WHAT THE EXERCISE ASKS ->
Can you format every line of the records below as a numbered list, skipping blank lines and leaving out the pictures?

DATA LISTING ->
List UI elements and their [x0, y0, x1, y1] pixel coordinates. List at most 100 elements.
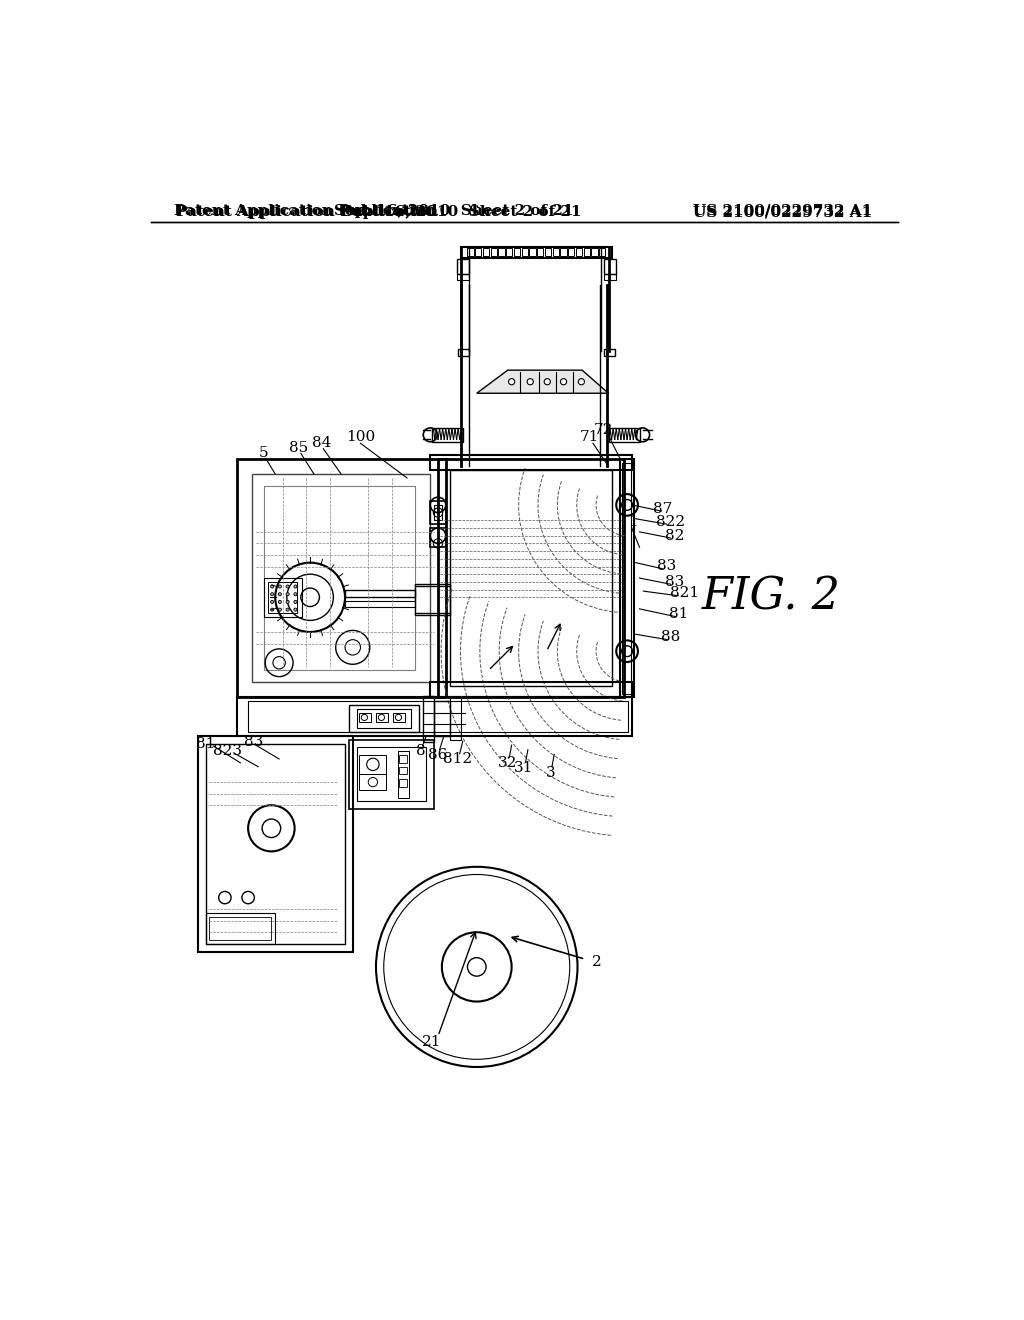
Bar — [499, 248, 505, 256]
Bar — [397, 751, 410, 797]
Bar — [604, 275, 616, 280]
Text: 3: 3 — [546, 766, 555, 780]
Circle shape — [579, 379, 585, 385]
Bar — [434, 506, 442, 520]
Bar — [267, 582, 297, 612]
Bar — [568, 248, 574, 256]
Bar — [252, 474, 430, 682]
Bar — [432, 428, 463, 442]
Bar — [608, 428, 640, 442]
Text: 83: 83 — [657, 560, 676, 573]
Bar — [430, 455, 632, 470]
Bar — [490, 248, 497, 256]
Bar — [538, 248, 544, 256]
Bar — [399, 779, 407, 787]
Bar — [423, 696, 434, 742]
Circle shape — [294, 601, 297, 603]
Bar — [457, 259, 469, 275]
Bar — [483, 248, 489, 256]
Text: 821: 821 — [670, 586, 699, 601]
Bar — [198, 737, 352, 952]
Circle shape — [560, 379, 566, 385]
Circle shape — [294, 593, 297, 595]
Bar — [359, 713, 371, 722]
Bar — [430, 682, 632, 697]
Bar — [434, 701, 450, 737]
Text: 81: 81 — [196, 737, 215, 751]
Bar — [575, 248, 583, 256]
Text: 85: 85 — [289, 441, 308, 455]
Text: 1: 1 — [629, 515, 638, 529]
Bar — [560, 248, 566, 256]
Text: 72: 72 — [594, 424, 613, 437]
Text: 87: 87 — [653, 502, 673, 516]
Circle shape — [294, 585, 297, 589]
Bar — [345, 590, 415, 597]
Text: 71: 71 — [581, 430, 600, 444]
Bar — [376, 713, 388, 722]
Bar — [206, 913, 275, 944]
Text: 100: 100 — [346, 430, 375, 444]
Text: 84: 84 — [312, 437, 332, 450]
Circle shape — [270, 609, 273, 611]
Bar — [415, 585, 450, 615]
Bar — [621, 459, 634, 697]
Text: 83: 83 — [244, 735, 263, 748]
Bar — [514, 248, 520, 256]
Text: Patent Application Publication: Patent Application Publication — [174, 203, 436, 218]
Circle shape — [270, 601, 273, 603]
Text: Sep. 16, 2010  Sheet 2 of 21: Sep. 16, 2010 Sheet 2 of 21 — [334, 203, 573, 218]
Bar — [237, 459, 445, 697]
Text: US 2100/0229732 A1: US 2100/0229732 A1 — [693, 206, 872, 219]
Bar — [356, 709, 411, 729]
Text: 32: 32 — [498, 756, 517, 770]
Text: 31: 31 — [514, 762, 532, 775]
Bar — [349, 739, 434, 809]
Circle shape — [286, 609, 289, 611]
Bar — [604, 259, 616, 275]
Bar — [506, 248, 512, 256]
Text: 822: 822 — [656, 515, 685, 529]
Bar — [438, 459, 624, 697]
Circle shape — [270, 593, 273, 595]
Bar — [461, 247, 612, 257]
Circle shape — [279, 601, 282, 603]
Text: 86: 86 — [428, 748, 447, 762]
Text: 83: 83 — [665, 576, 684, 589]
Text: 5: 5 — [259, 446, 268, 461]
Bar — [475, 248, 481, 256]
Circle shape — [279, 585, 282, 589]
Bar — [237, 697, 632, 737]
Circle shape — [286, 601, 289, 603]
Text: 2: 2 — [592, 954, 602, 969]
Text: 82: 82 — [665, 529, 684, 543]
Text: 823: 823 — [213, 744, 242, 758]
Bar — [359, 775, 386, 789]
Text: Patent Application Publication: Patent Application Publication — [176, 206, 438, 219]
Bar — [450, 470, 612, 686]
Circle shape — [527, 379, 534, 385]
Text: 88: 88 — [660, 631, 680, 644]
Bar — [263, 486, 415, 671]
Circle shape — [509, 379, 515, 385]
Bar — [206, 743, 345, 944]
Text: FIG. 2: FIG. 2 — [701, 576, 841, 619]
Polygon shape — [477, 370, 608, 393]
Circle shape — [286, 593, 289, 595]
Bar — [359, 755, 386, 775]
Circle shape — [270, 585, 273, 589]
Bar — [248, 701, 628, 733]
Circle shape — [279, 609, 282, 611]
Bar — [521, 248, 528, 256]
Bar — [584, 248, 590, 256]
Bar — [356, 747, 426, 801]
Bar — [399, 767, 407, 775]
Bar — [430, 502, 445, 524]
Text: 812: 812 — [442, 752, 472, 766]
Text: Sep. 16, 2010  Sheet 2 of 21: Sep. 16, 2010 Sheet 2 of 21 — [341, 206, 581, 219]
Circle shape — [286, 585, 289, 589]
Text: 8: 8 — [416, 744, 426, 758]
Bar — [457, 275, 469, 280]
Bar — [393, 713, 404, 722]
Text: 21: 21 — [422, 1035, 441, 1049]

THE REPLY ->
1. List UI elements and their [x0, y0, x1, y1] pixel coordinates. List at most 100 elements.
2. Bar — [499, 248, 505, 256]
3. Bar — [397, 751, 410, 797]
4. Bar — [604, 275, 616, 280]
5. Text: 3: 3 — [546, 766, 555, 780]
6. Circle shape — [579, 379, 585, 385]
7. Bar — [434, 506, 442, 520]
8. Bar — [267, 582, 297, 612]
9. Bar — [568, 248, 574, 256]
10. Bar — [252, 474, 430, 682]
11. Bar — [432, 428, 463, 442]
12. Bar — [608, 428, 640, 442]
13. Text: 83: 83 — [657, 560, 676, 573]
14. Bar — [430, 455, 632, 470]
15. Bar — [490, 248, 497, 256]
16. Bar — [538, 248, 544, 256]
17. Bar — [399, 779, 407, 787]
18. Bar — [423, 696, 434, 742]
19. Circle shape — [294, 601, 297, 603]
20. Bar — [457, 259, 469, 275]
21. Bar — [483, 248, 489, 256]
22. Text: 821: 821 — [670, 586, 699, 601]
23. Bar — [198, 737, 352, 952]
24. Circle shape — [560, 379, 566, 385]
25. Circle shape — [294, 593, 297, 595]
26. Bar — [359, 713, 371, 722]
27. Bar — [430, 682, 632, 697]
28. Bar — [434, 701, 450, 737]
29. Text: 81: 81 — [196, 737, 215, 751]
30. Bar — [575, 248, 583, 256]
31. Text: 85: 85 — [289, 441, 308, 455]
32. Text: 1: 1 — [629, 515, 638, 529]
33. Bar — [560, 248, 566, 256]
34. Text: 72: 72 — [594, 424, 613, 437]
35. Text: 87: 87 — [653, 502, 673, 516]
36. Circle shape — [294, 585, 297, 589]
37. Bar — [345, 590, 415, 597]
38. Text: 71: 71 — [581, 430, 600, 444]
39. Bar — [376, 713, 388, 722]
40. Bar — [206, 913, 275, 944]
41. Text: 100: 100 — [346, 430, 375, 444]
42. Text: 84: 84 — [312, 437, 332, 450]
43. Circle shape — [270, 609, 273, 611]
44. Bar — [415, 585, 450, 615]
45. Bar — [621, 459, 634, 697]
46. Text: 83: 83 — [244, 735, 263, 748]
47. Bar — [514, 248, 520, 256]
48. Text: Patent Application Publication: Patent Application Publication — [174, 203, 436, 218]
49. Circle shape — [270, 601, 273, 603]
50. Text: Sep. 16, 2010  Sheet 2 of 21: Sep. 16, 2010 Sheet 2 of 21 — [334, 203, 573, 218]
51. Bar — [237, 459, 445, 697]
52. Text: US 2100/0229732 A1: US 2100/0229732 A1 — [693, 206, 872, 219]
53. Bar — [356, 709, 411, 729]
54. Text: 32: 32 — [498, 756, 517, 770]
55. Text: 31: 31 — [514, 762, 532, 775]
56. Bar — [349, 739, 434, 809]
57. Circle shape — [286, 609, 289, 611]
58. Bar — [604, 259, 616, 275]
59. Bar — [506, 248, 512, 256]
60. Text: 822: 822 — [656, 515, 685, 529]
61. Bar — [438, 459, 624, 697]
62. Circle shape — [270, 593, 273, 595]
63. Bar — [461, 247, 612, 257]
64. Circle shape — [279, 601, 282, 603]
65. Text: 86: 86 — [428, 748, 447, 762]
66. Text: 83: 83 — [665, 576, 684, 589]
67. Text: 5: 5 — [259, 446, 268, 461]
68. Bar — [475, 248, 481, 256]
69. Circle shape — [279, 585, 282, 589]
70. Bar — [237, 697, 632, 737]
71. Circle shape — [286, 601, 289, 603]
72. Text: 2: 2 — [592, 954, 602, 969]
73. Text: 82: 82 — [665, 529, 684, 543]
74. Text: 823: 823 — [213, 744, 242, 758]
75. Bar — [359, 775, 386, 789]
76. Text: Patent Application Publication: Patent Application Publication — [176, 206, 438, 219]
77. Bar — [450, 470, 612, 686]
78. Circle shape — [527, 379, 534, 385]
79. Text: 88: 88 — [660, 631, 680, 644]
80. Bar — [263, 486, 415, 671]
81. Circle shape — [509, 379, 515, 385]
82. Bar — [206, 743, 345, 944]
83. Text: FIG. 2: FIG. 2 — [701, 576, 841, 619]
84. Polygon shape — [477, 370, 608, 393]
85. Circle shape — [286, 593, 289, 595]
86. Bar — [359, 755, 386, 775]
87. Circle shape — [270, 585, 273, 589]
88. Bar — [248, 701, 628, 733]
89. Circle shape — [279, 609, 282, 611]
90. Bar — [521, 248, 528, 256]
91. Bar — [584, 248, 590, 256]
92. Bar — [356, 747, 426, 801]
93. Bar — [399, 767, 407, 775]
94. Bar — [430, 502, 445, 524]
95. Text: 812: 812 — [442, 752, 472, 766]
96. Text: Sep. 16, 2010  Sheet 2 of 21: Sep. 16, 2010 Sheet 2 of 21 — [341, 206, 581, 219]
97. Circle shape — [286, 585, 289, 589]
98. Text: 8: 8 — [416, 744, 426, 758]
99. Bar — [457, 275, 469, 280]
100. Bar — [393, 713, 404, 722]
101. Text: 21: 21 — [422, 1035, 441, 1049]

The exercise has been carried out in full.